--- Description of the task ---
The records that follow need to be output exactly as they are.

--- Supplied entries ---
-------

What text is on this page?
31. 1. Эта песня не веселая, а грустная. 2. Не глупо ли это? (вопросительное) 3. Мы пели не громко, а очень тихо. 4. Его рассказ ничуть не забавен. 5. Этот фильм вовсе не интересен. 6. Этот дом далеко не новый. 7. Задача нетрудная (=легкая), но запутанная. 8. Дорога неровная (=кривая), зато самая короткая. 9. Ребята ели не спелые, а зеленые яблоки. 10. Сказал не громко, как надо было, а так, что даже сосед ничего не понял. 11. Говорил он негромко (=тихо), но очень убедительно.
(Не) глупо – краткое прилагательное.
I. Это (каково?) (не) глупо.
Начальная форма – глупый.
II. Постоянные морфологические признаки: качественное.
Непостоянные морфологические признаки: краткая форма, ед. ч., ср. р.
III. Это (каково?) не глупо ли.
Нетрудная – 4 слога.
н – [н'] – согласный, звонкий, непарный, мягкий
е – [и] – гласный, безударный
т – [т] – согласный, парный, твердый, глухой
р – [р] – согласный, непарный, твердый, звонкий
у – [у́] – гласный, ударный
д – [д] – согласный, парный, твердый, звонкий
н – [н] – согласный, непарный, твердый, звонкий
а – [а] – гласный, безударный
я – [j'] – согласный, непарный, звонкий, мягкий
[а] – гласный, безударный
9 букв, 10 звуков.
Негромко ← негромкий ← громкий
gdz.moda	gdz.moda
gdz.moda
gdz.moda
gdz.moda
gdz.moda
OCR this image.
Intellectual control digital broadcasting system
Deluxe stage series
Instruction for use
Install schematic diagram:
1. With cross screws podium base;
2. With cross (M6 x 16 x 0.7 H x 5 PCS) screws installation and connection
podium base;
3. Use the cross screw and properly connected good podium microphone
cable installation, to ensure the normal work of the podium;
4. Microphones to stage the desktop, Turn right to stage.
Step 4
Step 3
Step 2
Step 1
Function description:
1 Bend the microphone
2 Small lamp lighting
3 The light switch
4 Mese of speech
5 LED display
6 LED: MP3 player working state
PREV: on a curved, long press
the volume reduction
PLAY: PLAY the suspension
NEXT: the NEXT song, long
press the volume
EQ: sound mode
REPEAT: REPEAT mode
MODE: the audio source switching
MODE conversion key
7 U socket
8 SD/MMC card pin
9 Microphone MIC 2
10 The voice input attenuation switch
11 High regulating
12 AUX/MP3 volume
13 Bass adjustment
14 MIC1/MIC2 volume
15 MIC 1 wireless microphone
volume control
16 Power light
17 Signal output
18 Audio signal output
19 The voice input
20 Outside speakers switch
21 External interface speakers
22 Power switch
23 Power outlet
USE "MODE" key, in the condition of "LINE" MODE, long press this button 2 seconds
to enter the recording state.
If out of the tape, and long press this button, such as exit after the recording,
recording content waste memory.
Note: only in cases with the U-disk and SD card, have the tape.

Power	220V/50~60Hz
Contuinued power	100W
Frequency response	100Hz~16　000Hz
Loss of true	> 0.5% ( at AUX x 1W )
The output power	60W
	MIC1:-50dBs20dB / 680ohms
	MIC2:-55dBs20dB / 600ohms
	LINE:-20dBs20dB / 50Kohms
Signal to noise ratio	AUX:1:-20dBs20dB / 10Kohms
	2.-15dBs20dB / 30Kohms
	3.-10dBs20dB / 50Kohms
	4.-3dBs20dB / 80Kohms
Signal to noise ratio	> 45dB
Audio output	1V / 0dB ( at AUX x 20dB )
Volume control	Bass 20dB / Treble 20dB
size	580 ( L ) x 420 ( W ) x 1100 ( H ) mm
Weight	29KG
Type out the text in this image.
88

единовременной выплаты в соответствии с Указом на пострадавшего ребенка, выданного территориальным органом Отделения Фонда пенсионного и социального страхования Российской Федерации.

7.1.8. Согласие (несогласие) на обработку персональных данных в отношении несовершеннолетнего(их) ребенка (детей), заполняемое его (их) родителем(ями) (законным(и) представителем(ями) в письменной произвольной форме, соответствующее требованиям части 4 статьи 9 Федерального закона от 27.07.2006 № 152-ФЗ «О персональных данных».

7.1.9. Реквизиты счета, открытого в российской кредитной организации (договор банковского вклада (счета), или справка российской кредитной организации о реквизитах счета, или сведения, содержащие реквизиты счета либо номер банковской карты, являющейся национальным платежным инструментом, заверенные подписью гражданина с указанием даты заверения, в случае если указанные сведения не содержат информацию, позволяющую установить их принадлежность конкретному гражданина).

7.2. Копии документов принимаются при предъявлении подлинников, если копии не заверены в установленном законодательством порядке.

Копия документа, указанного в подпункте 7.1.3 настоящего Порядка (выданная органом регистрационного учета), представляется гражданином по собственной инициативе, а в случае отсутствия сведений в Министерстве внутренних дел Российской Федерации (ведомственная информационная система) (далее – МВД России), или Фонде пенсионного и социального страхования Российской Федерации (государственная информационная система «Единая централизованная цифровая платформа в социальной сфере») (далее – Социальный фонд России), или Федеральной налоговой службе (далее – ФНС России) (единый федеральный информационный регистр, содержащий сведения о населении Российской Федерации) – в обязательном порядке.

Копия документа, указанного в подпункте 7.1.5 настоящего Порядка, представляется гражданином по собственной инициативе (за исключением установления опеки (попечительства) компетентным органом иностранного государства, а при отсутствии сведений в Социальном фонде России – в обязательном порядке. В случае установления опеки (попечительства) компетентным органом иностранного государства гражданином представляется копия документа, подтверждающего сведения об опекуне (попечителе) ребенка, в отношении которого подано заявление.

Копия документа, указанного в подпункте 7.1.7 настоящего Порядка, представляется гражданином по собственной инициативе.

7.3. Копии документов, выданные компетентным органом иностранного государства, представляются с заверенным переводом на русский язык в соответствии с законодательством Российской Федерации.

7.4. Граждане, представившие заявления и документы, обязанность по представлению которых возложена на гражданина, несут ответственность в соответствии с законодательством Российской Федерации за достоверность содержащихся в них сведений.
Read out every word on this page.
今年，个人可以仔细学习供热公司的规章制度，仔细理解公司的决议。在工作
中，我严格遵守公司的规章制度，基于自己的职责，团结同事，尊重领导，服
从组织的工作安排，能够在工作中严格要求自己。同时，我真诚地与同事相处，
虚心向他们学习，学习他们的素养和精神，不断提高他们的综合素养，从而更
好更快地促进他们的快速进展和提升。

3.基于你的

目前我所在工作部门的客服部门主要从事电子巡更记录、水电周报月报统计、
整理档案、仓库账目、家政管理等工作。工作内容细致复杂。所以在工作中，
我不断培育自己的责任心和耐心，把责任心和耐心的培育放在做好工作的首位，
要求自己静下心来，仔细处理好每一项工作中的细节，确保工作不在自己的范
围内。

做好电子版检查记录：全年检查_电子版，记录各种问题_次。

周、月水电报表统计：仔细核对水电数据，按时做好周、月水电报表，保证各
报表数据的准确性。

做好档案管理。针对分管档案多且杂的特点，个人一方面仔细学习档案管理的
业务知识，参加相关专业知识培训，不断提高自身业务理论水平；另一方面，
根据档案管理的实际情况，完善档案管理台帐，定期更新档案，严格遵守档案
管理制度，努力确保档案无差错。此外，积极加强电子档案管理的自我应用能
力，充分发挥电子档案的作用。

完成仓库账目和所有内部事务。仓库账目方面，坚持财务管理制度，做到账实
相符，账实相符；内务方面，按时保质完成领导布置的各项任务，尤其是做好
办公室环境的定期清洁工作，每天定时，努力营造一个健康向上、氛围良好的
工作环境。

-------

--- Solution ---
What text is on this page?
31. 1. Эта песня не веселая, а грустная. 2. Не глупо ли это? (вопросительное) 3. Мы пели не громко, а очень тихо. 4. Его рассказ ничуть не забавен. 5. Этот фильм вовсе не интересен. 6. Этот дом далеко не новый. 7. Задача нетрудная (=легкая), но запутанная. 8. Дорога неровная (=кривая), зато самая короткая. 9. Ребята ели не спелые, а зеленые яблоки. 10. Сказал не громко, как надо было, а так, что даже сосед ничего не понял. 11. Говорил он негромко (=тихо), но очень убедительно.
(Не) глупо – краткое прилагательное.
I. Это (каково?) (не) глупо.
Начальная форма – глупый.
II. Постоянные морфологические признаки: качественное.
Непостоянные морфологические признаки: краткая форма, ед. ч., ср. р.
III. Это (каково?) не глупо ли.
Нетрудная – 4 слога.
н – [н'] – согласный, звонкий, непарный, мягкий
е – [и] – гласный, безударный
т – [т] – согласный, парный, твердый, глухой
р – [р] – согласный, непарный, твердый, звонкий
у – [у́] – гласный, ударный
д – [д] – согласный, парный, твердый, звонкий
н – [н] – согласный, непарный, твердый, звонкий
а – [а] – гласный, безударный
я – [j'] – согласный, непарный, звонкий, мягкий
[а] – гласный, безударный
9 букв, 10 звуков.
Негромко ← негромкий ← громкий
gdz.moda	gdz.moda
gdz.moda
gdz.moda
gdz.moda
gdz.moda
OCR this image.
Intellectual control digital broadcasting system
Deluxe stage series
Instruction for use
Install schematic diagram:
1. With cross screws podium base;
2. With cross (M6 x 16 x 0.7 H x 5 PCS) screws installation and connection
podium base;
3. Use the cross screw and properly connected good podium microphone
cable installation, to ensure the normal work of the podium;
4. Microphones to stage the desktop, Turn right to stage.
Step 4
Step 3
Step 2
Step 1
Function description:
1 Bend the microphone
2 Small lamp lighting
3 The light switch
4 Mese of speech
5 LED display
6 LED: MP3 player working state
PREV: on a curved, long press
the volume reduction
PLAY: PLAY the suspension
NEXT: the NEXT song, long
press the volume
EQ: sound mode
REPEAT: REPEAT mode
MODE: the audio source switching
MODE conversion key
7 U socket
8 SD/MMC card pin
9 Microphone MIC 2
10 The voice input attenuation switch
11 High regulating
12 AUX/MP3 volume
13 Bass adjustment
14 MIC1/MIC2 volume
15 MIC 1 wireless microphone
volume control
16 Power light
17 Signal output
18 Audio signal output
19 The voice input
20 Outside speakers switch
21 External interface speakers
22 Power switch
23 Power outlet
USE "MODE" key, in the condition of "LINE" MODE, long press this button 2 seconds
to enter the recording state.
If out of the tape, and long press this button, such as exit after the recording,
recording content waste memory.
Note: only in cases with the U-disk and SD card, have the tape.

Power	220V/50~60Hz
Contuinued power	100W
Frequency response	100Hz~16　000Hz
Loss of true	> 0.5% ( at AUX x 1W )
The output power	60W
	MIC1:-50dBs20dB / 680ohms
	MIC2:-55dBs20dB / 600ohms
	LINE:-20dBs20dB / 50Kohms
Signal to noise ratio	AUX:1:-20dBs20dB / 10Kohms
	2.-15dBs20dB / 30Kohms
	3.-10dBs20dB / 50Kohms
	4.-3dBs20dB / 80Kohms
Signal to noise ratio	> 45dB
Audio output	1V / 0dB ( at AUX x 20dB )
Volume control	Bass 20dB / Treble 20dB
size	580 ( L ) x 420 ( W ) x 1100 ( H ) mm
Weight	29KG
Type out the text in this image.
88

единовременной выплаты в соответствии с Указом на пострадавшего ребенка, выданного территориальным органом Отделения Фонда пенсионного и социального страхования Российской Федерации.

7.1.8. Согласие (несогласие) на обработку персональных данных в отношении несовершеннолетнего(их) ребенка (детей), заполняемое его (их) родителем(ями) (законным(и) представителем(ями) в письменной произвольной форме, соответствующее требованиям части 4 статьи 9 Федерального закона от 27.07.2006 № 152-ФЗ «О персональных данных».

7.1.9. Реквизиты счета, открытого в российской кредитной организации (договор банковского вклада (счета), или справка российской кредитной организации о реквизитах счета, или сведения, содержащие реквизиты счета либо номер банковской карты, являющейся национальным платежным инструментом, заверенные подписью гражданина с указанием даты заверения, в случае если указанные сведения не содержат информацию, позволяющую установить их принадлежность конкретному гражданина).

7.2. Копии документов принимаются при предъявлении подлинников, если копии не заверены в установленном законодательством порядке.

Копия документа, указанного в подпункте 7.1.3 настоящего Порядка (выданная органом регистрационного учета), представляется гражданином по собственной инициативе, а в случае отсутствия сведений в Министерстве внутренних дел Российской Федерации (ведомственная информационная система) (далее – МВД России), или Фонде пенсионного и социального страхования Российской Федерации (государственная информационная система «Единая централизованная цифровая платформа в социальной сфере») (далее – Социальный фонд России), или Федеральной налоговой службе (далее – ФНС России) (единый федеральный информационный регистр, содержащий сведения о населении Российской Федерации) – в обязательном порядке.

Копия документа, указанного в подпункте 7.1.5 настоящего Порядка, представляется гражданином по собственной инициативе (за исключением установления опеки (попечительства) компетентным органом иностранного государства, а при отсутствии сведений в Социальном фонде России – в обязательном порядке. В случае установления опеки (попечительства) компетентным органом иностранного государства гражданином представляется копия документа, подтверждающего сведения об опекуне (попечителе) ребенка, в отношении которого подано заявление.

Копия документа, указанного в подпункте 7.1.7 настоящего Порядка, представляется гражданином по собственной инициативе.

7.3. Копии документов, выданные компетентным органом иностранного государства, представляются с заверенным переводом на русский язык в соответствии с законодательством Российской Федерации.

7.4. Граждане, представившие заявления и документы, обязанность по представлению которых возложена на гражданина, несут ответственность в соответствии с законодательством Российской Федерации за достоверность содержащихся в них сведений.
Read out every word on this page.
今年，个人可以仔细学习供热公司的规章制度，仔细理解公司的决议。在工作
中，我严格遵守公司的规章制度，基于自己的职责，团结同事，尊重领导，服
从组织的工作安排，能够在工作中严格要求自己。同时，我真诚地与同事相处，
虚心向他们学习，学习他们的素养和精神，不断提高他们的综合素养，从而更
好更快地促进他们的快速进展和提升。

3.基于你的

目前我所在工作部门的客服部门主要从事电子巡更记录、水电周报月报统计、
整理档案、仓库账目、家政管理等工作。工作内容细致复杂。所以在工作中，
我不断培育自己的责任心和耐心，把责任心和耐心的培育放在做好工作的首位，
要求自己静下心来，仔细处理好每一项工作中的细节，确保工作不在自己的范
围内。

做好电子版检查记录：全年检查_电子版，记录各种问题_次。

周、月水电报表统计：仔细核对水电数据，按时做好周、月水电报表，保证各
报表数据的准确性。

做好档案管理。针对分管档案多且杂的特点，个人一方面仔细学习档案管理的
业务知识，参加相关专业知识培训，不断提高自身业务理论水平；另一方面，
根据档案管理的实际情况，完善档案管理台帐，定期更新档案，严格遵守档案
管理制度，努力确保档案无差错。此外，积极加强电子档案管理的自我应用能
力，充分发挥电子档案的作用。

完成仓库账目和所有内部事务。仓库账目方面，坚持财务管理制度，做到账实
相符，账实相符；内务方面，按时保质完成领导布置的各项任务，尤其是做好
办公室环境的定期清洁工作，每天定时，努力营造一个健康向上、氛围良好的
工作环境。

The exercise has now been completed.